EXERCISE DIRECTIONS —
Scan the listing that follows and report how many lines contain "czerwca". Write the number alone.

DATA PROVIDED —
-------

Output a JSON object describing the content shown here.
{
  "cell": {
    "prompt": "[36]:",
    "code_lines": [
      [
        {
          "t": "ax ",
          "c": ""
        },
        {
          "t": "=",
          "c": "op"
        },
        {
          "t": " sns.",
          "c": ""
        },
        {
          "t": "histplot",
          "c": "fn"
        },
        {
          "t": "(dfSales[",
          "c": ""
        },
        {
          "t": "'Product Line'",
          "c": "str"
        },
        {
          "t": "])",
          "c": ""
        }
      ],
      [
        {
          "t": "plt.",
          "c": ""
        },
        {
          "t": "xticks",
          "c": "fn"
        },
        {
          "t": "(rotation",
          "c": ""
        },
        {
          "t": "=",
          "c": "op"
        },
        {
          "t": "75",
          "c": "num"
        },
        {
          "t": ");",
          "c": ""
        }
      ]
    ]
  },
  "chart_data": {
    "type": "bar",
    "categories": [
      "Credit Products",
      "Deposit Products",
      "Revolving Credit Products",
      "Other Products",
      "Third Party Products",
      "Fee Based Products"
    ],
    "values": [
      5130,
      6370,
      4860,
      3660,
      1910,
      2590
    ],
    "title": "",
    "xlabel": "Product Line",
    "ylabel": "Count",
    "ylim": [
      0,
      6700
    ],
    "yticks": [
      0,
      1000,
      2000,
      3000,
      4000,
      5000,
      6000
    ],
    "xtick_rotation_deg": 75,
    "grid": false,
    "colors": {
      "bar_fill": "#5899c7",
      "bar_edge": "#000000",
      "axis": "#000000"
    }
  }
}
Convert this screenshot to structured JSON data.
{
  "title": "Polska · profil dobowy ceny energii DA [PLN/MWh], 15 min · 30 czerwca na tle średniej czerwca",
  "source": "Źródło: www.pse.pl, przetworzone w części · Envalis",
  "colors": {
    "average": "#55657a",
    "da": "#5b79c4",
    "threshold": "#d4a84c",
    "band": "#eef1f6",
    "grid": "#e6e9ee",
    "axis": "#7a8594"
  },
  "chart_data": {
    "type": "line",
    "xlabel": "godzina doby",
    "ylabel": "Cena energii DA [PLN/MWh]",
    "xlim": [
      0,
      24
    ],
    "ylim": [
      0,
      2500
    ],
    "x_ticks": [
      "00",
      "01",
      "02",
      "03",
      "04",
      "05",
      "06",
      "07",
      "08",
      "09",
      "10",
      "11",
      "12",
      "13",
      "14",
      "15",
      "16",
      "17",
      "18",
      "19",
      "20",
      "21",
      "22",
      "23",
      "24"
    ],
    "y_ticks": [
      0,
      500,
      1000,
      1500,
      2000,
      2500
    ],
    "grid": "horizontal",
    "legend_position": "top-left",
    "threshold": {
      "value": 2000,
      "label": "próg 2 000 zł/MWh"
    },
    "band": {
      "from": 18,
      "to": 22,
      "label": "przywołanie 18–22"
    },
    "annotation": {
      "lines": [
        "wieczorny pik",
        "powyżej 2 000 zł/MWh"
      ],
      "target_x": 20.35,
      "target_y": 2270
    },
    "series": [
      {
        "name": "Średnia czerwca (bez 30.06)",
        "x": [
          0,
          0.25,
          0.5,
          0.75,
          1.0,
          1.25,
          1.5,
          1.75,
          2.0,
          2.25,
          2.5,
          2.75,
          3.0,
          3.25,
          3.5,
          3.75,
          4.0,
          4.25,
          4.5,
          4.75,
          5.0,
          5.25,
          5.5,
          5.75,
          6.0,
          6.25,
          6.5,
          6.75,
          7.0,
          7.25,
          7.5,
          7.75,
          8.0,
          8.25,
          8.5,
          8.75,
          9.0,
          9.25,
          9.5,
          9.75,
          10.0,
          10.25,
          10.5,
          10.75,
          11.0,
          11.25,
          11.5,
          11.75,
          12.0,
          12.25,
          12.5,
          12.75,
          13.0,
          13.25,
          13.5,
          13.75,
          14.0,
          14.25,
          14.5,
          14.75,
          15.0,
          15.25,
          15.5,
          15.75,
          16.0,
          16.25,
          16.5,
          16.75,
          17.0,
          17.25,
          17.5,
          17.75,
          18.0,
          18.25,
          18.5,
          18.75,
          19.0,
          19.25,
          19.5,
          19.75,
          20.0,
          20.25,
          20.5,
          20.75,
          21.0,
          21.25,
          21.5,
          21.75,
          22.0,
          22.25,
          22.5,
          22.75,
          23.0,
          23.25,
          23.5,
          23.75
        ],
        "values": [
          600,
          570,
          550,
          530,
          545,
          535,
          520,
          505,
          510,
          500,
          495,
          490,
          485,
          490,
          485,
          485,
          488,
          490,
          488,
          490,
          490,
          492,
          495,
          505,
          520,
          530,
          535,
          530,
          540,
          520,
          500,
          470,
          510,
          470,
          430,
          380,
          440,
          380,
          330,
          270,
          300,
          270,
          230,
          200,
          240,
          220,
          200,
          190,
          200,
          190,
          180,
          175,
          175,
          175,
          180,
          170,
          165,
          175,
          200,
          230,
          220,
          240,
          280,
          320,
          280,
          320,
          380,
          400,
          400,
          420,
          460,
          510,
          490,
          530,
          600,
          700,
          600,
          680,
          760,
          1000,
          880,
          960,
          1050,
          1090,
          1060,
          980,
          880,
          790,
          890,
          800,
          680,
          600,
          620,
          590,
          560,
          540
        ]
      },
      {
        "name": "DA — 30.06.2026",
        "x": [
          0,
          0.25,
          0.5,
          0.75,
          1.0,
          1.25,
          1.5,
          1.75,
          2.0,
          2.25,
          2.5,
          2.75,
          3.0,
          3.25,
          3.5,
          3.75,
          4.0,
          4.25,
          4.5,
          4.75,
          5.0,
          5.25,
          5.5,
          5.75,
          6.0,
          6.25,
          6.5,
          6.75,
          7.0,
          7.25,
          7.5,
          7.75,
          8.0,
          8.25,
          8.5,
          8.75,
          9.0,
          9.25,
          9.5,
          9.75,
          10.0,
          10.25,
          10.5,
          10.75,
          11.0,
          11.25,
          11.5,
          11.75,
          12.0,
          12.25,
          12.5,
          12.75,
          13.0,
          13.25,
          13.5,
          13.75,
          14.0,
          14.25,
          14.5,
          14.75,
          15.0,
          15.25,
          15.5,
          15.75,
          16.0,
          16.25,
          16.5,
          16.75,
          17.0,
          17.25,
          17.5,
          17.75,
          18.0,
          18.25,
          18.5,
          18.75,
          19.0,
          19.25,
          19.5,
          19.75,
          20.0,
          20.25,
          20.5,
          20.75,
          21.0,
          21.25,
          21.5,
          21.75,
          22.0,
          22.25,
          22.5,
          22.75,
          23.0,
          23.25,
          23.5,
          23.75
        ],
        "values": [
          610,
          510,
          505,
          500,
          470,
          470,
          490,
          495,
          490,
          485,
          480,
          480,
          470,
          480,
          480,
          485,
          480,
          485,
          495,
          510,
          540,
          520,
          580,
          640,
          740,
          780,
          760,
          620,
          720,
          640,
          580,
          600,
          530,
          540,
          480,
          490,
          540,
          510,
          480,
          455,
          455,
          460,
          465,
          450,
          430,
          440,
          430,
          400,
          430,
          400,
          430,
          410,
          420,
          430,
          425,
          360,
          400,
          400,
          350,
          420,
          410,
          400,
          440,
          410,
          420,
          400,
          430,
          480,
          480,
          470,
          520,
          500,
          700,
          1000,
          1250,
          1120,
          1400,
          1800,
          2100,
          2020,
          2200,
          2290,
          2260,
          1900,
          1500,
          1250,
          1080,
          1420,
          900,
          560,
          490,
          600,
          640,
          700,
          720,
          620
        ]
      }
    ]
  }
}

-------

WRITTEN SOLUTION —
2